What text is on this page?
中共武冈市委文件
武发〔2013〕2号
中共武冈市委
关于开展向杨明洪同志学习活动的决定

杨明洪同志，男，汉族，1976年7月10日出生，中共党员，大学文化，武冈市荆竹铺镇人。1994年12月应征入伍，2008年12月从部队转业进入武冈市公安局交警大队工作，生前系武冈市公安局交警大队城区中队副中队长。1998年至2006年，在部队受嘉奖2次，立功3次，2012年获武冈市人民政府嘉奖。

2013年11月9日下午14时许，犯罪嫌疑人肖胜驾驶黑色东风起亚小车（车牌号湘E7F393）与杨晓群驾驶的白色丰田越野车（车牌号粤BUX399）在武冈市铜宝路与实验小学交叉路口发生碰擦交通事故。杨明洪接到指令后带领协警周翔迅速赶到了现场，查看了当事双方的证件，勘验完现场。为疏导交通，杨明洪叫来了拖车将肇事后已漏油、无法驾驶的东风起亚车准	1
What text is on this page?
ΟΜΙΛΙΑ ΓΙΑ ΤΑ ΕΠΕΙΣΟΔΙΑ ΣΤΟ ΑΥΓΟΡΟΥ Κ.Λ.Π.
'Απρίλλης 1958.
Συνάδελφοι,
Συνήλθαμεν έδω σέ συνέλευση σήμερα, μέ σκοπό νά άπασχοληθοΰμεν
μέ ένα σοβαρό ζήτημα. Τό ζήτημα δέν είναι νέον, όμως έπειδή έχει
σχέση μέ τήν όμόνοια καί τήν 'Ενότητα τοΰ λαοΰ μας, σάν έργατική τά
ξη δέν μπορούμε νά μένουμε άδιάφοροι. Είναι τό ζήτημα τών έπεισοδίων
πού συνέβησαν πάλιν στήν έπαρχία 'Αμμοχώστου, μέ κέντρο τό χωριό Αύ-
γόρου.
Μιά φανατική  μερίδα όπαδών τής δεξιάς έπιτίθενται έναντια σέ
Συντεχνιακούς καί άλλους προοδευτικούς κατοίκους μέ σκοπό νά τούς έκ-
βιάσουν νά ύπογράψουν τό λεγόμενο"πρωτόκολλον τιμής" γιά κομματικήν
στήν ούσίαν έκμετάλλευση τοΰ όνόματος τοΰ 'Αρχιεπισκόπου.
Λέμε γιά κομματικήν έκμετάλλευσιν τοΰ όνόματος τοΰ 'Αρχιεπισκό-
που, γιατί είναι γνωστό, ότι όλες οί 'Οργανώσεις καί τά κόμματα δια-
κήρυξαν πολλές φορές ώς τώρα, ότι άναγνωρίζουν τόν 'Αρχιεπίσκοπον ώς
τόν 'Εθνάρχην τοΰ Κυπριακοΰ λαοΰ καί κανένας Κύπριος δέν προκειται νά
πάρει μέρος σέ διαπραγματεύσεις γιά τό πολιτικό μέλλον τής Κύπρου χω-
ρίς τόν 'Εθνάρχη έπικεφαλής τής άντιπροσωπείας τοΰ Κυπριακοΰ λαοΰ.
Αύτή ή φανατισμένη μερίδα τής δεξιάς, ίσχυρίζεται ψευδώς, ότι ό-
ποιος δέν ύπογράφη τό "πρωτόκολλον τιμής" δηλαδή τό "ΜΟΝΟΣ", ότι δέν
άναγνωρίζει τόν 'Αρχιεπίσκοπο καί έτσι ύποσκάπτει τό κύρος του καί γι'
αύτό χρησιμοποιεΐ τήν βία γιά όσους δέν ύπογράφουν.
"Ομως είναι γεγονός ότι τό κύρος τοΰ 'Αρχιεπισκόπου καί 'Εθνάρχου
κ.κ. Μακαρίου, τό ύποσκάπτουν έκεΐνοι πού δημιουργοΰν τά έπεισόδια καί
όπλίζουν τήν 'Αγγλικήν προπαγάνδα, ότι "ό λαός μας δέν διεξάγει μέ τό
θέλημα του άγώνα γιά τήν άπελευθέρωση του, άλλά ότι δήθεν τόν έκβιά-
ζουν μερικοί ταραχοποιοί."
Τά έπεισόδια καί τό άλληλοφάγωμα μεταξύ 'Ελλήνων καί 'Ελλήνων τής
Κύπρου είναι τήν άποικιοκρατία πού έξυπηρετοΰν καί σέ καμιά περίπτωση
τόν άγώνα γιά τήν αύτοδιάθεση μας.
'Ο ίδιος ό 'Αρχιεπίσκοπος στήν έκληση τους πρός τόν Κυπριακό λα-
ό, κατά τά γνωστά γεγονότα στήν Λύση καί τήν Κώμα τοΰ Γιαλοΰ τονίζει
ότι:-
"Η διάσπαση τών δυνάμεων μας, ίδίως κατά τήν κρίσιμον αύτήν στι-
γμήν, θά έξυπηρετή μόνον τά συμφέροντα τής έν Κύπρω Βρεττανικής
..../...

☆ ☆ ☆ ☆ ☆

_REQUIREMENT:_ Extract all of the data exactly as written.

_THE ANSWER:_
What text is on this page?
中共武冈市委文件
武发〔2013〕2号
中共武冈市委
关于开展向杨明洪同志学习活动的决定

杨明洪同志，男，汉族，1976年7月10日出生，中共党员，大学文化，武冈市荆竹铺镇人。1994年12月应征入伍，2008年12月从部队转业进入武冈市公安局交警大队工作，生前系武冈市公安局交警大队城区中队副中队长。1998年至2006年，在部队受嘉奖2次，立功3次，2012年获武冈市人民政府嘉奖。

2013年11月9日下午14时许，犯罪嫌疑人肖胜驾驶黑色东风起亚小车（车牌号湘E7F393）与杨晓群驾驶的白色丰田越野车（车牌号粤BUX399）在武冈市铜宝路与实验小学交叉路口发生碰擦交通事故。杨明洪接到指令后带领协警周翔迅速赶到了现场，查看了当事双方的证件，勘验完现场。为疏导交通，杨明洪叫来了拖车将肇事后已漏油、无法驾驶的东风起亚车准	1
What text is on this page?
ΟΜΙΛΙΑ ΓΙΑ ΤΑ ΕΠΕΙΣΟΔΙΑ ΣΤΟ ΑΥΓΟΡΟΥ Κ.Λ.Π.
'Απρίλλης 1958.
Συνάδελφοι,
Συνήλθαμεν έδω σέ συνέλευση σήμερα, μέ σκοπό νά άπασχοληθοΰμεν
μέ ένα σοβαρό ζήτημα. Τό ζήτημα δέν είναι νέον, όμως έπειδή έχει
σχέση μέ τήν όμόνοια καί τήν 'Ενότητα τοΰ λαοΰ μας, σάν έργατική τά
ξη δέν μπορούμε νά μένουμε άδιάφοροι. Είναι τό ζήτημα τών έπεισοδίων
πού συνέβησαν πάλιν στήν έπαρχία 'Αμμοχώστου, μέ κέντρο τό χωριό Αύ-
γόρου.
Μιά φανατική  μερίδα όπαδών τής δεξιάς έπιτίθενται έναντια σέ
Συντεχνιακούς καί άλλους προοδευτικούς κατοίκους μέ σκοπό νά τούς έκ-
βιάσουν νά ύπογράψουν τό λεγόμενο"πρωτόκολλον τιμής" γιά κομματικήν
στήν ούσίαν έκμετάλλευση τοΰ όνόματος τοΰ 'Αρχιεπισκόπου.
Λέμε γιά κομματικήν έκμετάλλευσιν τοΰ όνόματος τοΰ 'Αρχιεπισκό-
που, γιατί είναι γνωστό, ότι όλες οί 'Οργανώσεις καί τά κόμματα δια-
κήρυξαν πολλές φορές ώς τώρα, ότι άναγνωρίζουν τόν 'Αρχιεπίσκοπον ώς
τόν 'Εθνάρχην τοΰ Κυπριακοΰ λαοΰ καί κανένας Κύπριος δέν προκειται νά
πάρει μέρος σέ διαπραγματεύσεις γιά τό πολιτικό μέλλον τής Κύπρου χω-
ρίς τόν 'Εθνάρχη έπικεφαλής τής άντιπροσωπείας τοΰ Κυπριακοΰ λαοΰ.
Αύτή ή φανατισμένη μερίδα τής δεξιάς, ίσχυρίζεται ψευδώς, ότι ό-
ποιος δέν ύπογράφη τό "πρωτόκολλον τιμής" δηλαδή τό "ΜΟΝΟΣ", ότι δέν
άναγνωρίζει τόν 'Αρχιεπίσκοπο καί έτσι ύποσκάπτει τό κύρος του καί γι'
αύτό χρησιμοποιεΐ τήν βία γιά όσους δέν ύπογράφουν.
"Ομως είναι γεγονός ότι τό κύρος τοΰ 'Αρχιεπισκόπου καί 'Εθνάρχου
κ.κ. Μακαρίου, τό ύποσκάπτουν έκεΐνοι πού δημιουργοΰν τά έπεισόδια καί
όπλίζουν τήν 'Αγγλικήν προπαγάνδα, ότι "ό λαός μας δέν διεξάγει μέ τό
θέλημα του άγώνα γιά τήν άπελευθέρωση του, άλλά ότι δήθεν τόν έκβιά-
ζουν μερικοί ταραχοποιοί."
Τά έπεισόδια καί τό άλληλοφάγωμα μεταξύ 'Ελλήνων καί 'Ελλήνων τής
Κύπρου είναι τήν άποικιοκρατία πού έξυπηρετοΰν καί σέ καμιά περίπτωση
τόν άγώνα γιά τήν αύτοδιάθεση μας.
'Ο ίδιος ό 'Αρχιεπίσκοπος στήν έκληση τους πρός τόν Κυπριακό λα-
ό, κατά τά γνωστά γεγονότα στήν Λύση καί τήν Κώμα τοΰ Γιαλοΰ τονίζει
ότι:-
"Η διάσπαση τών δυνάμεων μας, ίδίως κατά τήν κρίσιμον αύτήν στι-
γμήν, θά έξυπηρετή μόνον τά συμφέροντα τής έν Κύπρω Βρεττανικής
..../...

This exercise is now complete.